# start of RECORDED DATA

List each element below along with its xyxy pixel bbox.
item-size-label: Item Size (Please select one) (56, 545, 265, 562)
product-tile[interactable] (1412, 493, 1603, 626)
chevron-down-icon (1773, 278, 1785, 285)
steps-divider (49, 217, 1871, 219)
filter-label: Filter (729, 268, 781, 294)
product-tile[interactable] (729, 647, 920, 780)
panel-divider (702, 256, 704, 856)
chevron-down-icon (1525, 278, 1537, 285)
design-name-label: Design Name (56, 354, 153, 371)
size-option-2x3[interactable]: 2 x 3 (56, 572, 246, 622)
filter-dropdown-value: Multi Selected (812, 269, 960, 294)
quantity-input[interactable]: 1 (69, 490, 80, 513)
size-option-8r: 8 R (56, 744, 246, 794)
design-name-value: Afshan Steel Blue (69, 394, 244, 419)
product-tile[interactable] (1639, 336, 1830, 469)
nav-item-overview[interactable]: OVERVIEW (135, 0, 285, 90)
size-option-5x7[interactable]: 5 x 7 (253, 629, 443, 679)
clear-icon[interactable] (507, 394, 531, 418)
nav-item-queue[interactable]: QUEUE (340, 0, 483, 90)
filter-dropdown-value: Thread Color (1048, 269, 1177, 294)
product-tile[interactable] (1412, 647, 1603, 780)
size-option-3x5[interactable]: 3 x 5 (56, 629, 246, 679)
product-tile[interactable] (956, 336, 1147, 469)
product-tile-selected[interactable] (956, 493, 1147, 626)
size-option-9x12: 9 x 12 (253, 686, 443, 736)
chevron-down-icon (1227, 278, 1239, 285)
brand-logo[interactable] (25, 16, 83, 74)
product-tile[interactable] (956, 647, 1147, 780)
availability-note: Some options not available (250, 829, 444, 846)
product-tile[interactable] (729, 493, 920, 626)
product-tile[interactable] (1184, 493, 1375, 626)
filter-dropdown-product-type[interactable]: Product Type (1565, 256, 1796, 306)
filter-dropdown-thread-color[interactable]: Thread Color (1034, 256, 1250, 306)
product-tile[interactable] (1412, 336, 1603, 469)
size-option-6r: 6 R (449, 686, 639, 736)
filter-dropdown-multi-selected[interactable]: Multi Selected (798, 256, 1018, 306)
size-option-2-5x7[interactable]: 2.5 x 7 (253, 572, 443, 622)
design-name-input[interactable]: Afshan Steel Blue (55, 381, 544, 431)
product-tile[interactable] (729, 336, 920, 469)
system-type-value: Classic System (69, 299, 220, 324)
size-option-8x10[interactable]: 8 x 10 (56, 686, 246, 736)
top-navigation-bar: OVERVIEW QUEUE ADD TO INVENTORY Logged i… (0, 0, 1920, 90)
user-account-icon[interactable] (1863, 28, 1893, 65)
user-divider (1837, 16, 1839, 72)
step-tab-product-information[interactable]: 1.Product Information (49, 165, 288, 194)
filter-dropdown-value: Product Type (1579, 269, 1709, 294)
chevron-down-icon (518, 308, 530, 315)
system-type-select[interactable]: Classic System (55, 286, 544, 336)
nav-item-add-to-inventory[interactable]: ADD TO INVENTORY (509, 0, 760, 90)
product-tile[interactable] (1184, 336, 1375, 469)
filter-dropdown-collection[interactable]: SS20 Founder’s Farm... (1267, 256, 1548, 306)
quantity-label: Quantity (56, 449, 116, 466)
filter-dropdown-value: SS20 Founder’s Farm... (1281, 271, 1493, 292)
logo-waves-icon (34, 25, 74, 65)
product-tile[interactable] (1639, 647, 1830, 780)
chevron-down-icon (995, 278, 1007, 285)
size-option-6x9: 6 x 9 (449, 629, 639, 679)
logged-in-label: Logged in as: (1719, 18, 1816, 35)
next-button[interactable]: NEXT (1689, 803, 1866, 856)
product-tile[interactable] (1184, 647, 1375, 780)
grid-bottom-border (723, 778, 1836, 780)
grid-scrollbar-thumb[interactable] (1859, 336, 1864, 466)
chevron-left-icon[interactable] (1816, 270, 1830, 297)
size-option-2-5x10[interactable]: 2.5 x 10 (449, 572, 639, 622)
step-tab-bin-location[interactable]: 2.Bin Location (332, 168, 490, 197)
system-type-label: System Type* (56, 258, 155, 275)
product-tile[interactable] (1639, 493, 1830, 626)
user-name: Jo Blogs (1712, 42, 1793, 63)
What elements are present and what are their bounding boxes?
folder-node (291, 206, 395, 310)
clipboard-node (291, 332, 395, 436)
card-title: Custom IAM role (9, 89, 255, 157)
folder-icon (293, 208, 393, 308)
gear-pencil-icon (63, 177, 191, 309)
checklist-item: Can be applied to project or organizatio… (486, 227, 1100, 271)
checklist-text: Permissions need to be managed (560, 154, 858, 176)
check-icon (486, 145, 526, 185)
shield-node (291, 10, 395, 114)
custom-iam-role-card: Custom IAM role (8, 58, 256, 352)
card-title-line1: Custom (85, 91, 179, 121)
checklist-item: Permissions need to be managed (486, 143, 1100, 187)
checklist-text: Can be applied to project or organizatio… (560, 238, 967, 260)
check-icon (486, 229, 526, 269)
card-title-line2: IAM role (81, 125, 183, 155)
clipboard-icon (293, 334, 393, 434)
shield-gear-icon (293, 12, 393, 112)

# end of RECORDED DATA

### THE REQUEST
Report every line in the entries above that contains the string "checklist", with case counted.

### TASK ANSWER
checklist-item: Can be applied to project or organizatio… (486, 227, 1100, 271)
checklist-text: Permissions need to be managed (560, 154, 858, 176)
checklist-item: Permissions need to be managed (486, 143, 1100, 187)
checklist-text: Can be applied to project or organizatio… (560, 238, 967, 260)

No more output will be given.